■ **The records**:
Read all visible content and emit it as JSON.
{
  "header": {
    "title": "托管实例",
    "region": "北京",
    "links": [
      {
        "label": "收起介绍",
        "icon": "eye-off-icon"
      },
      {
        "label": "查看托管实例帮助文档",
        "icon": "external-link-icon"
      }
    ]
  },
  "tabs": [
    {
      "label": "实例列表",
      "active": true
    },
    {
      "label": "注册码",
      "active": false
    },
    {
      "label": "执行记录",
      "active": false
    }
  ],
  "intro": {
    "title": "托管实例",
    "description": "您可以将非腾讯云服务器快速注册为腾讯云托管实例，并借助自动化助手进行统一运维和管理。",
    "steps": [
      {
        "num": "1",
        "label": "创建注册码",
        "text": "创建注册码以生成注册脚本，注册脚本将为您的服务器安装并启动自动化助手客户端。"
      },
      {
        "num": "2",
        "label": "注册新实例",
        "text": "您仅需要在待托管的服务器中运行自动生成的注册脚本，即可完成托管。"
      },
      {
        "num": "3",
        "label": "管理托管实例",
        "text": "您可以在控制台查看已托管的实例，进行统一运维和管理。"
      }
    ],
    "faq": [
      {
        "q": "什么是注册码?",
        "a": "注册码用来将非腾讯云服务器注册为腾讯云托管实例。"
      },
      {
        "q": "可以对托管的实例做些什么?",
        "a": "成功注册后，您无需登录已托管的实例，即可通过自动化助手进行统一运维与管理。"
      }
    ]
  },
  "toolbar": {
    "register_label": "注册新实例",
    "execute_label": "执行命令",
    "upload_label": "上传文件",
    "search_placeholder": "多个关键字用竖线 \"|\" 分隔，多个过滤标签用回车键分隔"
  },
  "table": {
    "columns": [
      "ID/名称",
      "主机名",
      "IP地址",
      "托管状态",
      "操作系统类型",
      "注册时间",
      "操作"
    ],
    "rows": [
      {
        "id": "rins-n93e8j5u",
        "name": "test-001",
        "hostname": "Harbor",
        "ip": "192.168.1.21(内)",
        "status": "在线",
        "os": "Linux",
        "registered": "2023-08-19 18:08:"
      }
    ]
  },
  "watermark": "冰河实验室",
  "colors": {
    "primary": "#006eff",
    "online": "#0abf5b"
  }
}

■ **Written instruction**: Repeat the material above in full, keeping every word.

■ **Task output**:
Read all visible content and emit it as JSON.
{
  "header": {
    "title": "托管实例",
    "region": "北京",
    "links": [
      {
        "label": "收起介绍",
        "icon": "eye-off-icon"
      },
      {
        "label": "查看托管实例帮助文档",
        "icon": "external-link-icon"
      }
    ]
  },
  "tabs": [
    {
      "label": "实例列表",
      "active": true
    },
    {
      "label": "注册码",
      "active": false
    },
    {
      "label": "执行记录",
      "active": false
    }
  ],
  "intro": {
    "title": "托管实例",
    "description": "您可以将非腾讯云服务器快速注册为腾讯云托管实例，并借助自动化助手进行统一运维和管理。",
    "steps": [
      {
        "num": "1",
        "label": "创建注册码",
        "text": "创建注册码以生成注册脚本，注册脚本将为您的服务器安装并启动自动化助手客户端。"
      },
      {
        "num": "2",
        "label": "注册新实例",
        "text": "您仅需要在待托管的服务器中运行自动生成的注册脚本，即可完成托管。"
      },
      {
        "num": "3",
        "label": "管理托管实例",
        "text": "您可以在控制台查看已托管的实例，进行统一运维和管理。"
      }
    ],
    "faq": [
      {
        "q": "什么是注册码?",
        "a": "注册码用来将非腾讯云服务器注册为腾讯云托管实例。"
      },
      {
        "q": "可以对托管的实例做些什么?",
        "a": "成功注册后，您无需登录已托管的实例，即可通过自动化助手进行统一运维与管理。"
      }
    ]
  },
  "toolbar": {
    "register_label": "注册新实例",
    "execute_label": "执行命令",
    "upload_label": "上传文件",
    "search_placeholder": "多个关键字用竖线 \"|\" 分隔，多个过滤标签用回车键分隔"
  },
  "table": {
    "columns": [
      "ID/名称",
      "主机名",
      "IP地址",
      "托管状态",
      "操作系统类型",
      "注册时间",
      "操作"
    ],
    "rows": [
      {
        "id": "rins-n93e8j5u",
        "name": "test-001",
        "hostname": "Harbor",
        "ip": "192.168.1.21(内)",
        "status": "在线",
        "os": "Linux",
        "registered": "2023-08-19 18:08:"
      }
    ]
  },
  "watermark": "冰河实验室",
  "colors": {
    "primary": "#006eff",
    "online": "#0abf5b"
  }
}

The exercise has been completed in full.